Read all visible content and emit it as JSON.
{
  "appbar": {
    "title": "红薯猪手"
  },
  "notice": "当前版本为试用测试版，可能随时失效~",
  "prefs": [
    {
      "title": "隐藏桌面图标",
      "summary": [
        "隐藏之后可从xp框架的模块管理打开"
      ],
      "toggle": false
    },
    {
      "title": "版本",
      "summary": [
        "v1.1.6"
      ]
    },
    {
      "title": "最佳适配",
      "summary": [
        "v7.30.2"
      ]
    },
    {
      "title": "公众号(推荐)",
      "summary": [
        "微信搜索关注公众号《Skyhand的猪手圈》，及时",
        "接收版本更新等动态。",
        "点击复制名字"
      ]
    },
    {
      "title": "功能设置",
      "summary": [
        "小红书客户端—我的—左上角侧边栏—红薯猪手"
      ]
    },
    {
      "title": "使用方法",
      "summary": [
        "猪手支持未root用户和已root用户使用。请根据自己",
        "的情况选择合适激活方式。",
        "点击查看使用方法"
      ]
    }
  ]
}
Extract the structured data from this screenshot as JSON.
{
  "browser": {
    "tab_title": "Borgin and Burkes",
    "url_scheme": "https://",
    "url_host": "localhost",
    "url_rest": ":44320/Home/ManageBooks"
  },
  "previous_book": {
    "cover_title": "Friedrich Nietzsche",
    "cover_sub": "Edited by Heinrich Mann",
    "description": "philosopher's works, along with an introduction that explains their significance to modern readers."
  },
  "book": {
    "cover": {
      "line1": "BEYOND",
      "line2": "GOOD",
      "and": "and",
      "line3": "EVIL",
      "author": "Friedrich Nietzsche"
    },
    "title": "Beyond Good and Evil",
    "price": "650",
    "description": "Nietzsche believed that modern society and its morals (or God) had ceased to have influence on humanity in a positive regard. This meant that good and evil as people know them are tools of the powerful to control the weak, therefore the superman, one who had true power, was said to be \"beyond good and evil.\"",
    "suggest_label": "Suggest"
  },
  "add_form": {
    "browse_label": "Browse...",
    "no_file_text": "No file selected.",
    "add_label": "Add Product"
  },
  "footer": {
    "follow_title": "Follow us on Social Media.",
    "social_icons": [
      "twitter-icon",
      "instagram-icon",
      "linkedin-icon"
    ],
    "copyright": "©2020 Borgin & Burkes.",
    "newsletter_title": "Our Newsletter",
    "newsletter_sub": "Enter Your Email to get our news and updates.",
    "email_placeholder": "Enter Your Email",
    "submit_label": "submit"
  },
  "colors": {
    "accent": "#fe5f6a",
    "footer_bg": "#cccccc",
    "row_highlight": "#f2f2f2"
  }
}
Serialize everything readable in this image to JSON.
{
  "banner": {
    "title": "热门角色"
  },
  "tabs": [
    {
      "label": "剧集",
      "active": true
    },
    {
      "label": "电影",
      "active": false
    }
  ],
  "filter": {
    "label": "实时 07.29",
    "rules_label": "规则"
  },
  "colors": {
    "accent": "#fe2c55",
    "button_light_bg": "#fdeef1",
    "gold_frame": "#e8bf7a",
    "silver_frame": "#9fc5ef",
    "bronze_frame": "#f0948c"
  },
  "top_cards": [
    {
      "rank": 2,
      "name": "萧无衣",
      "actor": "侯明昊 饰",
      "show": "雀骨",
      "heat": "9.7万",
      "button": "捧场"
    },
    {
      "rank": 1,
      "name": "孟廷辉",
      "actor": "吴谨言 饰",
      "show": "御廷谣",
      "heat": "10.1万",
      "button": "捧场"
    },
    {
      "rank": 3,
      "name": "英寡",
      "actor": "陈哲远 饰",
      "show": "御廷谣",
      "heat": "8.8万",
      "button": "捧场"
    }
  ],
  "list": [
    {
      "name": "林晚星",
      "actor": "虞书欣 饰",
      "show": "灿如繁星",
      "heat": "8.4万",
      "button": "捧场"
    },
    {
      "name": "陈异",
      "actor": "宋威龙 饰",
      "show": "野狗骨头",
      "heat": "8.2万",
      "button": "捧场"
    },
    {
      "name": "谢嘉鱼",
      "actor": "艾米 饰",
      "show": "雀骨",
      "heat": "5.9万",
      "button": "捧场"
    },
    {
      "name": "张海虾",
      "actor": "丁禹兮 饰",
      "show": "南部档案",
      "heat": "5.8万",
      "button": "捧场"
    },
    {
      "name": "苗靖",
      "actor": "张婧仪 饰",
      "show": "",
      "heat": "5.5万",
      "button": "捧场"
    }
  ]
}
☆ ☆ ☆ ☆ ☆ ☆ ☆
EXERCISE TASK: Exactly reproduce every line found in the records.

TASK OUTPUT:
Read all visible content and emit it as JSON.
{
  "appbar": {
    "title": "红薯猪手"
  },
  "notice": "当前版本为试用测试版，可能随时失效~",
  "prefs": [
    {
      "title": "隐藏桌面图标",
      "summary": [
        "隐藏之后可从xp框架的模块管理打开"
      ],
      "toggle": false
    },
    {
      "title": "版本",
      "summary": [
        "v1.1.6"
      ]
    },
    {
      "title": "最佳适配",
      "summary": [
        "v7.30.2"
      ]
    },
    {
      "title": "公众号(推荐)",
      "summary": [
        "微信搜索关注公众号《Skyhand的猪手圈》，及时",
        "接收版本更新等动态。",
        "点击复制名字"
      ]
    },
    {
      "title": "功能设置",
      "summary": [
        "小红书客户端—我的—左上角侧边栏—红薯猪手"
      ]
    },
    {
      "title": "使用方法",
      "summary": [
        "猪手支持未root用户和已root用户使用。请根据自己",
        "的情况选择合适激活方式。",
        "点击查看使用方法"
      ]
    }
  ]
}
Extract the structured data from this screenshot as JSON.
{
  "browser": {
    "tab_title": "Borgin and Burkes",
    "url_scheme": "https://",
    "url_host": "localhost",
    "url_rest": ":44320/Home/ManageBooks"
  },
  "previous_book": {
    "cover_title": "Friedrich Nietzsche",
    "cover_sub": "Edited by Heinrich Mann",
    "description": "philosopher's works, along with an introduction that explains their significance to modern readers."
  },
  "book": {
    "cover": {
      "line1": "BEYOND",
      "line2": "GOOD",
      "and": "and",
      "line3": "EVIL",
      "author": "Friedrich Nietzsche"
    },
    "title": "Beyond Good and Evil",
    "price": "650",
    "description": "Nietzsche believed that modern society and its morals (or God) had ceased to have influence on humanity in a positive regard. This meant that good and evil as people know them are tools of the powerful to control the weak, therefore the superman, one who had true power, was said to be \"beyond good and evil.\"",
    "suggest_label": "Suggest"
  },
  "add_form": {
    "browse_label": "Browse...",
    "no_file_text": "No file selected.",
    "add_label": "Add Product"
  },
  "footer": {
    "follow_title": "Follow us on Social Media.",
    "social_icons": [
      "twitter-icon",
      "instagram-icon",
      "linkedin-icon"
    ],
    "copyright": "©2020 Borgin & Burkes.",
    "newsletter_title": "Our Newsletter",
    "newsletter_sub": "Enter Your Email to get our news and updates.",
    "email_placeholder": "Enter Your Email",
    "submit_label": "submit"
  },
  "colors": {
    "accent": "#fe5f6a",
    "footer_bg": "#cccccc",
    "row_highlight": "#f2f2f2"
  }
}
Serialize everything readable in this image to JSON.
{
  "banner": {
    "title": "热门角色"
  },
  "tabs": [
    {
      "label": "剧集",
      "active": true
    },
    {
      "label": "电影",
      "active": false
    }
  ],
  "filter": {
    "label": "实时 07.29",
    "rules_label": "规则"
  },
  "colors": {
    "accent": "#fe2c55",
    "button_light_bg": "#fdeef1",
    "gold_frame": "#e8bf7a",
    "silver_frame": "#9fc5ef",
    "bronze_frame": "#f0948c"
  },
  "top_cards": [
    {
      "rank": 2,
      "name": "萧无衣",
      "actor": "侯明昊 饰",
      "show": "雀骨",
      "heat": "9.7万",
      "button": "捧场"
    },
    {
      "rank": 1,
      "name": "孟廷辉",
      "actor": "吴谨言 饰",
      "show": "御廷谣",
      "heat": "10.1万",
      "button": "捧场"
    },
    {
      "rank": 3,
      "name": "英寡",
      "actor": "陈哲远 饰",
      "show": "御廷谣",
      "heat": "8.8万",
      "button": "捧场"
    }
  ],
  "list": [
    {
      "name": "林晚星",
      "actor": "虞书欣 饰",
      "show": "灿如繁星",
      "heat": "8.4万",
      "button": "捧场"
    },
    {
      "name": "陈异",
      "actor": "宋威龙 饰",
      "show": "野狗骨头",
      "heat": "8.2万",
      "button": "捧场"
    },
    {
      "name": "谢嘉鱼",
      "actor": "艾米 饰",
      "show": "雀骨",
      "heat": "5.9万",
      "button": "捧场"
    },
    {
      "name": "张海虾",
      "actor": "丁禹兮 饰",
      "show": "南部档案",
      "heat": "5.8万",
      "button": "捧场"
    },
    {
      "name": "苗靖",
      "actor": "张婧仪 饰",
      "show": "",
      "heat": "5.5万",
      "button": "捧场"
    }
  ]
}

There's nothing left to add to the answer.